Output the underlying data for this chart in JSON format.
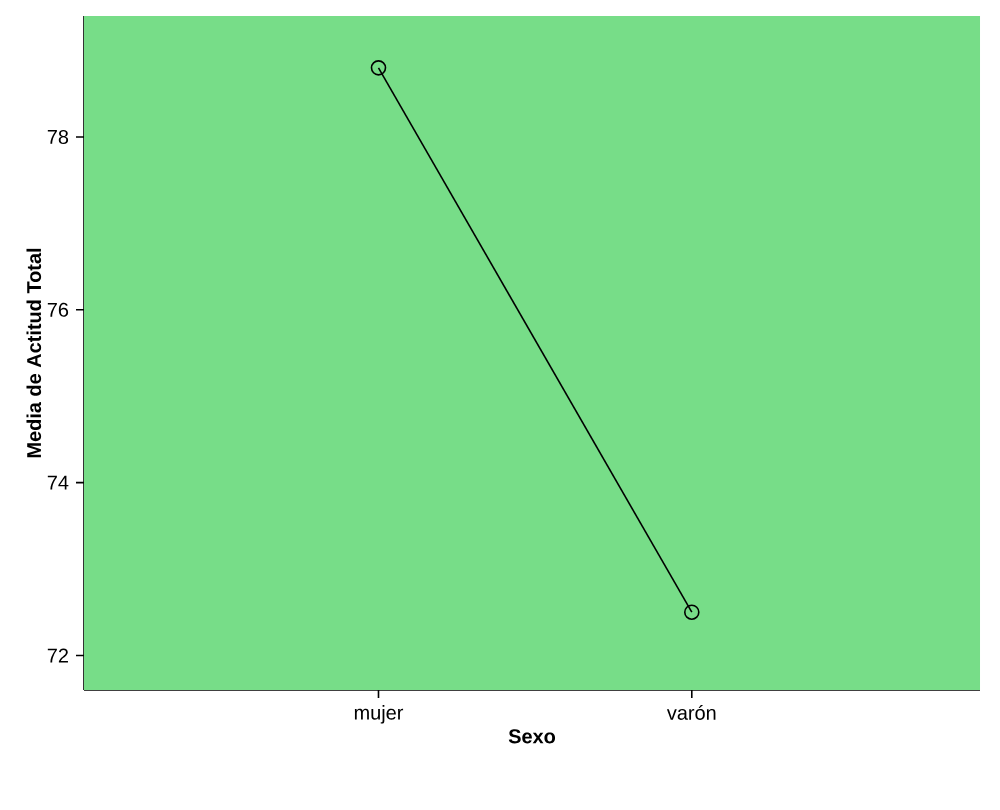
{
  "chart_data": {
    "type": "line",
    "xlabel": "Sexo",
    "ylabel": "Media de Actitud Total",
    "categories": [
      "mujer",
      "varón"
    ],
    "values": [
      78.8,
      72.5
    ],
    "color": "#000000",
    "marker": "circle",
    "ylim": [
      71.6,
      79.4
    ],
    "yticks": [
      72,
      74,
      76,
      78
    ]
  }
}
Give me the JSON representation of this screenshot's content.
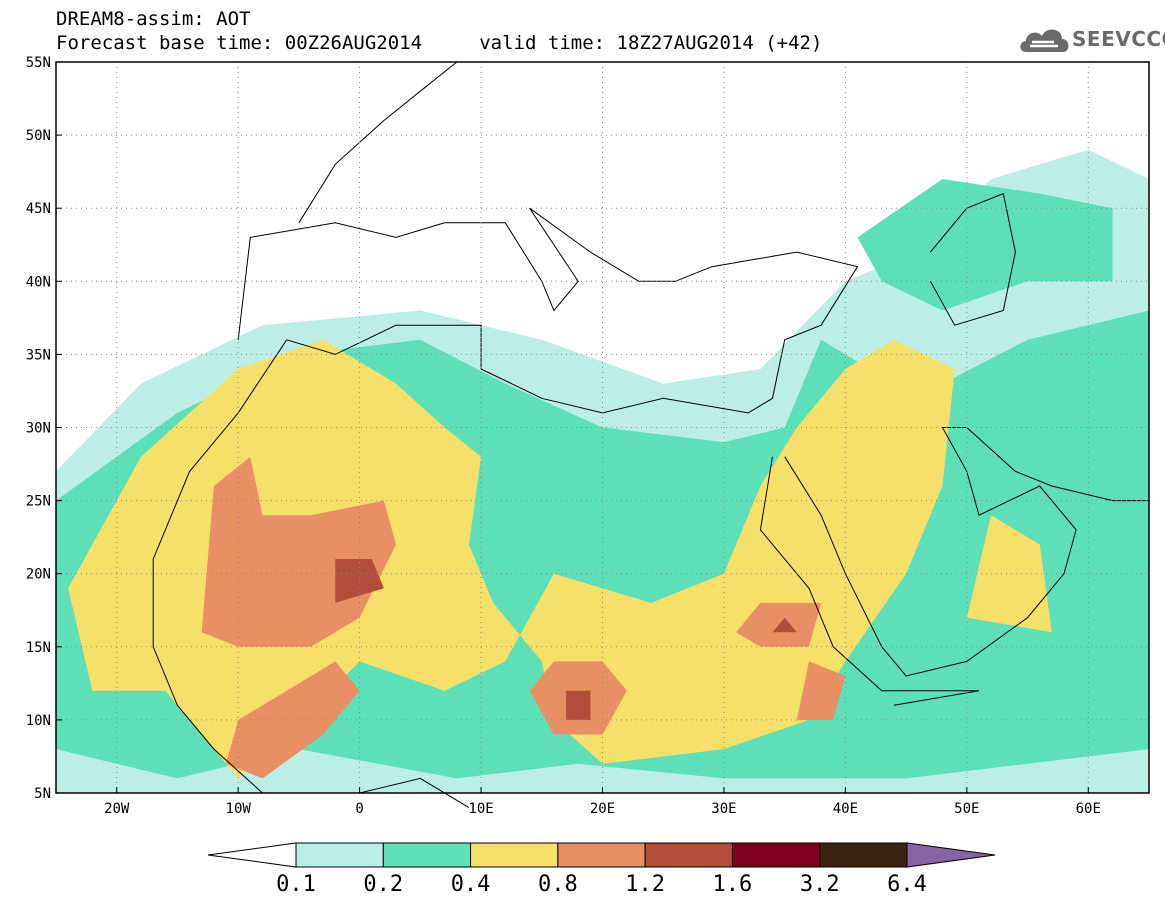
{
  "header": {
    "line1": "DREAM8-assim: AOT",
    "line2": "Forecast base time: 00Z26AUG2014     valid time: 18Z27AUG2014 (+42)",
    "logo_text": "SEEVCCC"
  },
  "map": {
    "lon_range": [
      -25,
      65
    ],
    "lat_range": [
      5,
      55
    ],
    "lat_labels": [
      "5N",
      "10N",
      "15N",
      "20N",
      "25N",
      "30N",
      "35N",
      "40N",
      "45N",
      "50N",
      "55N"
    ],
    "lon_labels": [
      "20W",
      "10W",
      "0",
      "10E",
      "20E",
      "30E",
      "40E",
      "50E",
      "60E"
    ]
  },
  "legend": {
    "colors": [
      "#ffffff",
      "#bdeee6",
      "#5de0b8",
      "#f6e06a",
      "#e89064",
      "#b24d3c",
      "#800020",
      "#3d2412",
      "#8a62a6"
    ],
    "labels": [
      "0.1",
      "0.2",
      "0.4",
      "0.8",
      "1.2",
      "1.6",
      "3.2",
      "6.4"
    ]
  }
}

+===+

**Problem to solve**
Above are the records. Copy every line in them holding "this".

**Complete answer**
Output the underlying data for this chart in JSON format.
Give me the JSON representation of this screenshot's content.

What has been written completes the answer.